++++ TEXT SECTION
UK Ignores India In Its Covid Vaccine Donations In Common Wealth Countries
India has been dropped from the list of beneficiaries which are going to get vaccine support from the United Kingdom. No such donations seem to be coming through India, while 10 million vaccine doses are being donated by the UK to various countries in Asia and other Commonwealth countries.
Should India be really worrying about receiving vaccines in a donation, while it has been donating vaccine shots to its neighbours, is a perplexing question. The External Affairs Ministry spokesperson Arindam Bagchi has said, “We will inform you as soon as we have ascertained more details.”
A few months back, India was in talks with the US government for receiving does of the Pfizer and Moderna vaccines. Now, UK could have its reasons to feel the country can afford to buy and does not really need the donation. There are many other poor countries that are in dire need of vaccine doses.
The United Kingdom is now keeping its promise of donating some doses under the United Nation’s sponsored Covax scheme where poorer nations would be donated with vaccines from the more developed and richer nations.
At the G7 Summit last month, Mr. Boris Johnson promised to share some 100 million doses of which 30 million will be sent only by the end of this year. Currently, five million will be distributed towards the Covax scheme, another four million doses will be shared directly where Indonesia will receive 600,000 doses, Jamaica 300,000 and 817,000 goes to Kenya among the list of countries.
Of the 100 million pledged by the United Kingdom, 80 million will go to those under the Covax scheme. Most of these nations have no facilities to develop their own vaccine and are completely dependent on aid from the outside world. Those receiving the four million lot of doses directly, includes Antigua and Barbuda, Belize, Cambodia, Guyana, Indonesia, Jamaica, Kenya, Laos, Malaysia, Philippines, Saint Vincent and the Grenadines, Thailand and Vietnam. The vaccine doses being donated on a bilateral basis are being transported by Crown Agents, a not-for-profit international development company.
++++++++
### WHAT TO WORK ON
1 > Decide whether each statement agrees with the article on the UK's vaccine donations: (a) Of the 100 million doses the UK pledged, 80 million will go to the Covax scheme. (b) Kenya will receive 600,000 doses directly. (c) Crown Agents is transporting the doses donated on a bilateral basis. Answer yes or no for each, quoting the deciding words of the article.
2 > Reproduce the part of the article starting at "At the G7 Summit" and ending at "list of countries.".
The rows come from a different source than the article.
++++ GIVEN DATA
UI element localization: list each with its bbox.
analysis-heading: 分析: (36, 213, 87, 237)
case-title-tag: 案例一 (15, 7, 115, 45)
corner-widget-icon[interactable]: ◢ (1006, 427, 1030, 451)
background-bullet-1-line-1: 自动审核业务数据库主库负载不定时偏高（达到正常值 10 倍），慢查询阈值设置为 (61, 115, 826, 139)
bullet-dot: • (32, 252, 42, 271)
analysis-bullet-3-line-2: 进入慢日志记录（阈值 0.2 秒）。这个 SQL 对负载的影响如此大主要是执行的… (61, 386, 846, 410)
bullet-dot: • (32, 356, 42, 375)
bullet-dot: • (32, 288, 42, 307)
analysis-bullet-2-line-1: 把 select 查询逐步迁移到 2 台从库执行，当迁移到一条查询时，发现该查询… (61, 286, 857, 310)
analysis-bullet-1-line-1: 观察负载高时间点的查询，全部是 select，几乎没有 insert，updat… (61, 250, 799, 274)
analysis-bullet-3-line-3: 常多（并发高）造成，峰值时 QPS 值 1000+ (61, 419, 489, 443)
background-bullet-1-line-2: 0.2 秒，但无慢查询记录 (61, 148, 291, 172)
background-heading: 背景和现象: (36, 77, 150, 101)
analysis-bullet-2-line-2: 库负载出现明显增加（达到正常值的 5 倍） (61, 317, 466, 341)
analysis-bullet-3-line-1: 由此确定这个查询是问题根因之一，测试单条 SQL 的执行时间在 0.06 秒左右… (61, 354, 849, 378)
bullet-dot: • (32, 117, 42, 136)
++++++++
### SOLUTIONS IN ORDER
1 >
(a) Yes: "Of the 100 million pledged by the United Kingdom, 80 million will go to those under the Covax scheme."
(b) No: "Indonesia will receive 600,000 doses, Jamaica 300,000 and 817,000 goes to Kenya"
(c) Yes: "The vaccine doses being donated on a bilateral basis are being transported by Crown Agents, a not-for-profit international development company."

2 >
At the G7 Summit last month, Mr. Boris Johnson promised to share some 100 million doses of which 30 million will be sent only by the end of this year. Currently, five million will be distributed towards the Covax scheme, another four million doses will be shared directly where Indonesia will receive 600,000 doses, Jamaica 300,000 and 817,000 goes to Kenya among the list of countries.